▶ _Requirement_:
Print the listing below in its entirety, character for character.

▶ _Records provided_:

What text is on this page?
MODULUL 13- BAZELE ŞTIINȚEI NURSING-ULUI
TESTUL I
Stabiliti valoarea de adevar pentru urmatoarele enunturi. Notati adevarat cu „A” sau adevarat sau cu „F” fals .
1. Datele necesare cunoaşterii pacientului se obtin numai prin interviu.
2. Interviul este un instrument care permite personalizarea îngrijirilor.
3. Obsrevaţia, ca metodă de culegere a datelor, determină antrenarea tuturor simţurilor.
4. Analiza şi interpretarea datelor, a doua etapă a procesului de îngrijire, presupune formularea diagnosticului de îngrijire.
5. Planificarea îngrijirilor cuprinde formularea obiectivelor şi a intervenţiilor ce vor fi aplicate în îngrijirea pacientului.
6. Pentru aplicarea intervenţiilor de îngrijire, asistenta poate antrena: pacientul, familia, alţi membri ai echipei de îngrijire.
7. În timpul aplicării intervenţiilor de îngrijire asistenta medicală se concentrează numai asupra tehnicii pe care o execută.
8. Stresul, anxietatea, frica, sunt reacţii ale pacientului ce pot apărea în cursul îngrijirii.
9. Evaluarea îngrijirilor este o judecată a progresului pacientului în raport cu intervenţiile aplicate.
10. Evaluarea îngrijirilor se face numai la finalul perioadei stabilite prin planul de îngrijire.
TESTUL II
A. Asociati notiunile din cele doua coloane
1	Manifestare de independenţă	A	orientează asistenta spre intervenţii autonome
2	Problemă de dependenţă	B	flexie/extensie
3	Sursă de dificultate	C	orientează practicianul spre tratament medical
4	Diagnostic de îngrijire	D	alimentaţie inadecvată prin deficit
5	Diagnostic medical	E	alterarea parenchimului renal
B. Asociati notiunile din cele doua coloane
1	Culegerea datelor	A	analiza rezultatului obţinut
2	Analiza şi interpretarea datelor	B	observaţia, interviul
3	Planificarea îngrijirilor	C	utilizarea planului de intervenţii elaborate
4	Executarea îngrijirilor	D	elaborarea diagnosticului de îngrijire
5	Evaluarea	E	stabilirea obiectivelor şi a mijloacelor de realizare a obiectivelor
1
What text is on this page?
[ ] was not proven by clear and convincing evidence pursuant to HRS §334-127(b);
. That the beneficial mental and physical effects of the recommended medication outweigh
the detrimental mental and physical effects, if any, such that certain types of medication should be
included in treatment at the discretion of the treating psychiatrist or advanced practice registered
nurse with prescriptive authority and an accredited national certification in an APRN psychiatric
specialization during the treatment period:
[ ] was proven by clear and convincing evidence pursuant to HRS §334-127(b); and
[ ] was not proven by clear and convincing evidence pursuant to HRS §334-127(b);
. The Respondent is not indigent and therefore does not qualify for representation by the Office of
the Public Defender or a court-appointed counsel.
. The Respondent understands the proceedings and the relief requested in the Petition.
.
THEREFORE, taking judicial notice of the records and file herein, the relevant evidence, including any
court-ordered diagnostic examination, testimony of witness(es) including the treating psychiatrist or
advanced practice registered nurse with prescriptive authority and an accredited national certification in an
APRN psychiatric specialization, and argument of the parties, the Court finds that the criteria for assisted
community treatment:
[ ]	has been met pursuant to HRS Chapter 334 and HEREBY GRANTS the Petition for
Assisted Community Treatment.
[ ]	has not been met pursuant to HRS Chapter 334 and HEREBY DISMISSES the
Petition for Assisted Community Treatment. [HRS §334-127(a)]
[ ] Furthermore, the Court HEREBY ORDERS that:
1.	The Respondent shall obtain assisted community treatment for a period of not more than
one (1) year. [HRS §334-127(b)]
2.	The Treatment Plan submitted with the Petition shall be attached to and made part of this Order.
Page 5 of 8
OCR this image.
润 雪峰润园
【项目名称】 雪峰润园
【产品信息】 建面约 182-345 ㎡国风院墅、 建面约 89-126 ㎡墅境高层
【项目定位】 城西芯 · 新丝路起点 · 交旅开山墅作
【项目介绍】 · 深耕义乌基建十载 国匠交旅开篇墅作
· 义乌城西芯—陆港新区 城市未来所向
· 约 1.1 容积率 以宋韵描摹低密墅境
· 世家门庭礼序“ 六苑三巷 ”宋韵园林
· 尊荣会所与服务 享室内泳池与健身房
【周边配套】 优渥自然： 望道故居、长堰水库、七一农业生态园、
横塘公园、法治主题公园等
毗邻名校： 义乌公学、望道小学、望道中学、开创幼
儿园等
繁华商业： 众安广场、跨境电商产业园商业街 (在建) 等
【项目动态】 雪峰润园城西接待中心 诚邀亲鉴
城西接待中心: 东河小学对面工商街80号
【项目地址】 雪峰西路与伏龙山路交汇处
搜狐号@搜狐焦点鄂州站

▶ _Result_:
What text is on this page?
MODULUL 13- BAZELE ŞTIINȚEI NURSING-ULUI
TESTUL I
Stabiliti valoarea de adevar pentru urmatoarele enunturi. Notati adevarat cu „A” sau adevarat sau cu „F” fals .
1. Datele necesare cunoaşterii pacientului se obtin numai prin interviu.
2. Interviul este un instrument care permite personalizarea îngrijirilor.
3. Obsrevaţia, ca metodă de culegere a datelor, determină antrenarea tuturor simţurilor.
4. Analiza şi interpretarea datelor, a doua etapă a procesului de îngrijire, presupune formularea diagnosticului de îngrijire.
5. Planificarea îngrijirilor cuprinde formularea obiectivelor şi a intervenţiilor ce vor fi aplicate în îngrijirea pacientului.
6. Pentru aplicarea intervenţiilor de îngrijire, asistenta poate antrena: pacientul, familia, alţi membri ai echipei de îngrijire.
7. În timpul aplicării intervenţiilor de îngrijire asistenta medicală se concentrează numai asupra tehnicii pe care o execută.
8. Stresul, anxietatea, frica, sunt reacţii ale pacientului ce pot apărea în cursul îngrijirii.
9. Evaluarea îngrijirilor este o judecată a progresului pacientului în raport cu intervenţiile aplicate.
10. Evaluarea îngrijirilor se face numai la finalul perioadei stabilite prin planul de îngrijire.
TESTUL II
A. Asociati notiunile din cele doua coloane
1	Manifestare de independenţă	A	orientează asistenta spre intervenţii autonome
2	Problemă de dependenţă	B	flexie/extensie
3	Sursă de dificultate	C	orientează practicianul spre tratament medical
4	Diagnostic de îngrijire	D	alimentaţie inadecvată prin deficit
5	Diagnostic medical	E	alterarea parenchimului renal
B. Asociati notiunile din cele doua coloane
1	Culegerea datelor	A	analiza rezultatului obţinut
2	Analiza şi interpretarea datelor	B	observaţia, interviul
3	Planificarea îngrijirilor	C	utilizarea planului de intervenţii elaborate
4	Executarea îngrijirilor	D	elaborarea diagnosticului de îngrijire
5	Evaluarea	E	stabilirea obiectivelor şi a mijloacelor de realizare a obiectivelor
1
What text is on this page?
[ ] was not proven by clear and convincing evidence pursuant to HRS §334-127(b);
. That the beneficial mental and physical effects of the recommended medication outweigh
the detrimental mental and physical effects, if any, such that certain types of medication should be
included in treatment at the discretion of the treating psychiatrist or advanced practice registered
nurse with prescriptive authority and an accredited national certification in an APRN psychiatric
specialization during the treatment period:
[ ] was proven by clear and convincing evidence pursuant to HRS §334-127(b); and
[ ] was not proven by clear and convincing evidence pursuant to HRS §334-127(b);
. The Respondent is not indigent and therefore does not qualify for representation by the Office of
the Public Defender or a court-appointed counsel.
. The Respondent understands the proceedings and the relief requested in the Petition.
.
THEREFORE, taking judicial notice of the records and file herein, the relevant evidence, including any
court-ordered diagnostic examination, testimony of witness(es) including the treating psychiatrist or
advanced practice registered nurse with prescriptive authority and an accredited national certification in an
APRN psychiatric specialization, and argument of the parties, the Court finds that the criteria for assisted
community treatment:
[ ]	has been met pursuant to HRS Chapter 334 and HEREBY GRANTS the Petition for
Assisted Community Treatment.
[ ]	has not been met pursuant to HRS Chapter 334 and HEREBY DISMISSES the
Petition for Assisted Community Treatment. [HRS §334-127(a)]
[ ] Furthermore, the Court HEREBY ORDERS that:
1.	The Respondent shall obtain assisted community treatment for a period of not more than
one (1) year. [HRS §334-127(b)]
2.	The Treatment Plan submitted with the Petition shall be attached to and made part of this Order.
Page 5 of 8
OCR this image.
润 雪峰润园
【项目名称】 雪峰润园
【产品信息】 建面约 182-345 ㎡国风院墅、 建面约 89-126 ㎡墅境高层
【项目定位】 城西芯 · 新丝路起点 · 交旅开山墅作
【项目介绍】 · 深耕义乌基建十载 国匠交旅开篇墅作
· 义乌城西芯—陆港新区 城市未来所向
· 约 1.1 容积率 以宋韵描摹低密墅境
· 世家门庭礼序“ 六苑三巷 ”宋韵园林
· 尊荣会所与服务 享室内泳池与健身房
【周边配套】 优渥自然： 望道故居、长堰水库、七一农业生态园、
横塘公园、法治主题公园等
毗邻名校： 义乌公学、望道小学、望道中学、开创幼
儿园等
繁华商业： 众安广场、跨境电商产业园商业街 (在建) 等
【项目动态】 雪峰润园城西接待中心 诚邀亲鉴
城西接待中心: 东河小学对面工商街80号
【项目地址】 雪峰西路与伏龙山路交汇处
搜狐号@搜狐焦点鄂州站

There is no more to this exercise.